Acompanhando a deserção do seu marido e mais fiel companheiro de odisseia espiritual, António Joaquim, Maria Gabriela Llansol viveu entre 1965 e 1975 fora de Portugal, exilada na Bélgica, onde fundou com um grupo de amigos duas escolas de inovação pedagógica para crianças de diversas nacionalidades. Primeiro, a Escola da Rua de Namur, entre 1971 e 1974, depois a “Ferme Jacob/ Quinta de Jacob – uma cooperativa de produção e ensino, em Louvain-la-Neuve, entre 1975 e 1979.

Tanto durante os primeiros 10 anos em que não veio a Portugal, como mesmo durante quase outros dez, em que o fez pontualmente, não deixou de construir o seu imaginário de interioridade des-subjetivizada, habitado pela dispersão, pela metamorfose e pelo retorno de personagens e vozes da mais exigente tradição do pensamento europeu, onde se incluem vultos como Maître Eckart, Espinoza,Nietzche, Holderlin ou Pessoa.

========

■ EXERCÍCIO A
Resume em duas frases o texto sobre Maria Gabriela Llansol.

========

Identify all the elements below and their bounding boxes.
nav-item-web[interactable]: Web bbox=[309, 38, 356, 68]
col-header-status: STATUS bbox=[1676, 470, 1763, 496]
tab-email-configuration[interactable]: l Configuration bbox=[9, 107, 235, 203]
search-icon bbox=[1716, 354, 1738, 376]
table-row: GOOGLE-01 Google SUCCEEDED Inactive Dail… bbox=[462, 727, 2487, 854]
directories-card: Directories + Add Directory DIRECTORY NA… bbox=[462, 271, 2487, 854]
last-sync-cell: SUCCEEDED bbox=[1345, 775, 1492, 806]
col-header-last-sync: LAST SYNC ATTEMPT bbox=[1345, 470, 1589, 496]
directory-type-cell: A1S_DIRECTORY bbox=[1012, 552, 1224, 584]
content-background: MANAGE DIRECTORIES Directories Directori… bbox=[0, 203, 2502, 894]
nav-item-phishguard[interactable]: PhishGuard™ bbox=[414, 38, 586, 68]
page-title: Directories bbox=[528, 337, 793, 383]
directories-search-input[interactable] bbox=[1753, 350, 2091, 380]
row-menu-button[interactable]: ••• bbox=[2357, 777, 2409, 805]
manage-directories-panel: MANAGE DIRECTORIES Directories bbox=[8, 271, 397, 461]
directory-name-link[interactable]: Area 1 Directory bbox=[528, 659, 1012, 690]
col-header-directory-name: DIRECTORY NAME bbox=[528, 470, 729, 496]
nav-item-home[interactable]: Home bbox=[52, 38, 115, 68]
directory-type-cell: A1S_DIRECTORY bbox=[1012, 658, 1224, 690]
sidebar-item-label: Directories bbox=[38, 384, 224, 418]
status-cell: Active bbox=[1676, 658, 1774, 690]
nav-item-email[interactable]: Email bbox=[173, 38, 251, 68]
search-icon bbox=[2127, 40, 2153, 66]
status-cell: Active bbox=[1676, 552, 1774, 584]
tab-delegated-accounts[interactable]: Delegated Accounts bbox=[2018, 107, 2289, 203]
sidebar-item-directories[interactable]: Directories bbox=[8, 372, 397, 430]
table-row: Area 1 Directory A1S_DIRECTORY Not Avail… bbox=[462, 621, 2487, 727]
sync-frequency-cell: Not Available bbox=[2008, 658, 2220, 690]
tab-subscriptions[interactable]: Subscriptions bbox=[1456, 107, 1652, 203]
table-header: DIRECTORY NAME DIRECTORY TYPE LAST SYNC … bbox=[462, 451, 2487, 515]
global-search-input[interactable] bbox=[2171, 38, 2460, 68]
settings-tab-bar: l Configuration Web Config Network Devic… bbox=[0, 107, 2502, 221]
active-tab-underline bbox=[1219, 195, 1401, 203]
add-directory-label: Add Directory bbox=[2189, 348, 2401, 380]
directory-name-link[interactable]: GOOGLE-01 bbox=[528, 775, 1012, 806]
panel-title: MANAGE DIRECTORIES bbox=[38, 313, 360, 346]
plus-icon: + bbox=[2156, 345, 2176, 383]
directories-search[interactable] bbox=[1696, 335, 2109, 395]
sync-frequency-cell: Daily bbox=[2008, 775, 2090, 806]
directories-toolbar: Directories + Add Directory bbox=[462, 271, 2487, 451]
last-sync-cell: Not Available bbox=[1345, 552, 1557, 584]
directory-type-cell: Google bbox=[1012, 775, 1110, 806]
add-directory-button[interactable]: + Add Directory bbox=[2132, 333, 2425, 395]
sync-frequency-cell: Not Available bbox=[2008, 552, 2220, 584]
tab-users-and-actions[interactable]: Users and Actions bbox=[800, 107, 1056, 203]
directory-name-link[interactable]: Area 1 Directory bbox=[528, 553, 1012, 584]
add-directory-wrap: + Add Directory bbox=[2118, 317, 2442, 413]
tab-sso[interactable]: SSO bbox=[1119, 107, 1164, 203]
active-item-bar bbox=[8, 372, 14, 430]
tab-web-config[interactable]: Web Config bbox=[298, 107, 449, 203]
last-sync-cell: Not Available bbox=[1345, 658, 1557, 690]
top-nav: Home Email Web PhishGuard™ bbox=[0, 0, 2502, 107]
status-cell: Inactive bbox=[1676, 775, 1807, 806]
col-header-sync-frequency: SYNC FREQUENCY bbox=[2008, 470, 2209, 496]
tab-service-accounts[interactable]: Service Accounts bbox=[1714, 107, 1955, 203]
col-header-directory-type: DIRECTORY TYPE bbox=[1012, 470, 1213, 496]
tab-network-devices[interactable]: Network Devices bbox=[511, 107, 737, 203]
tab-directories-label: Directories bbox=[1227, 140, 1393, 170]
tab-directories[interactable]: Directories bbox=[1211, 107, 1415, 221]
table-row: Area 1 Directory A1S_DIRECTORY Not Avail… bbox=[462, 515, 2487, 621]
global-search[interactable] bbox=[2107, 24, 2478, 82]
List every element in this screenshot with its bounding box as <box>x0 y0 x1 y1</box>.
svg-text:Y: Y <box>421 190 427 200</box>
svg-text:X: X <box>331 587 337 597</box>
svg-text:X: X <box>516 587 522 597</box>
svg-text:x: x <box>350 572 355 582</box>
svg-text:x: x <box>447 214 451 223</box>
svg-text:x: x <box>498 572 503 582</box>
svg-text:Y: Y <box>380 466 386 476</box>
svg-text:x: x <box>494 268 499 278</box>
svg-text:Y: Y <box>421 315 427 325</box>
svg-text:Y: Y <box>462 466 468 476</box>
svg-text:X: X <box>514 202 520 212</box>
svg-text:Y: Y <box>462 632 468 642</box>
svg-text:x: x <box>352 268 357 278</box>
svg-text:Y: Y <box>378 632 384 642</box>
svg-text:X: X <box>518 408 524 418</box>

========

■ EXERCÍCIO B
Repete as linhas da listagem, começando pela primeira e seguindo até à linha que contém "directory-type-cell: A1S_DIRECTORY bbox=[1012, 658, 1224, 690]", ambas incluídas.

■ RESPOSTA ESCRITA A
Acompanhando a deserção do marido, António Joaquim, Maria Gabriela Llansol viveu exilada na Bélgica entre 1965 e 1975, onde fundou com amigos duas escolas de inovação pedagógica para crianças de várias nacionalidades: a Escola da Rua de Namur e a Quinta de Jacob, em Louvain-la-Neuve. Durante esses dez anos sem vir a Portugal, e em quase outros dez em que cá veio só pontualmente, continuou a construir o seu imaginário, habitado por personagens e vozes da tradição do pensamento europeu, como Maître Eckart, Espinoza ou Pessoa.

■ RESPOSTA ESCRITA B
Identify all the elements below and their bounding boxes.
nav-item-web[interactable]: Web bbox=[309, 38, 356, 68]
col-header-status: STATUS bbox=[1676, 470, 1763, 496]
tab-email-configuration[interactable]: l Configuration bbox=[9, 107, 235, 203]
search-icon bbox=[1716, 354, 1738, 376]
table-row: GOOGLE-01 Google SUCCEEDED Inactive Dail… bbox=[462, 727, 2487, 854]
directories-card: Directories + Add Directory DIRECTORY NA… bbox=[462, 271, 2487, 854]
last-sync-cell: SUCCEEDED bbox=[1345, 775, 1492, 806]
col-header-last-sync: LAST SYNC ATTEMPT bbox=[1345, 470, 1589, 496]
directory-type-cell: A1S_DIRECTORY bbox=[1012, 552, 1224, 584]
content-background: MANAGE DIRECTORIES Directories Directori… bbox=[0, 203, 2502, 894]
nav-item-phishguard[interactable]: PhishGuard™ bbox=[414, 38, 586, 68]
page-title: Directories bbox=[528, 337, 793, 383]
directories-search-input[interactable] bbox=[1753, 350, 2091, 380]
row-menu-button[interactable]: ••• bbox=[2357, 777, 2409, 805]
manage-directories-panel: MANAGE DIRECTORIES Directories bbox=[8, 271, 397, 461]
directory-name-link[interactable]: Area 1 Directory bbox=[528, 659, 1012, 690]
col-header-directory-name: DIRECTORY NAME bbox=[528, 470, 729, 496]
nav-item-home[interactable]: Home bbox=[52, 38, 115, 68]
directory-type-cell: A1S_DIRECTORY bbox=[1012, 658, 1224, 690]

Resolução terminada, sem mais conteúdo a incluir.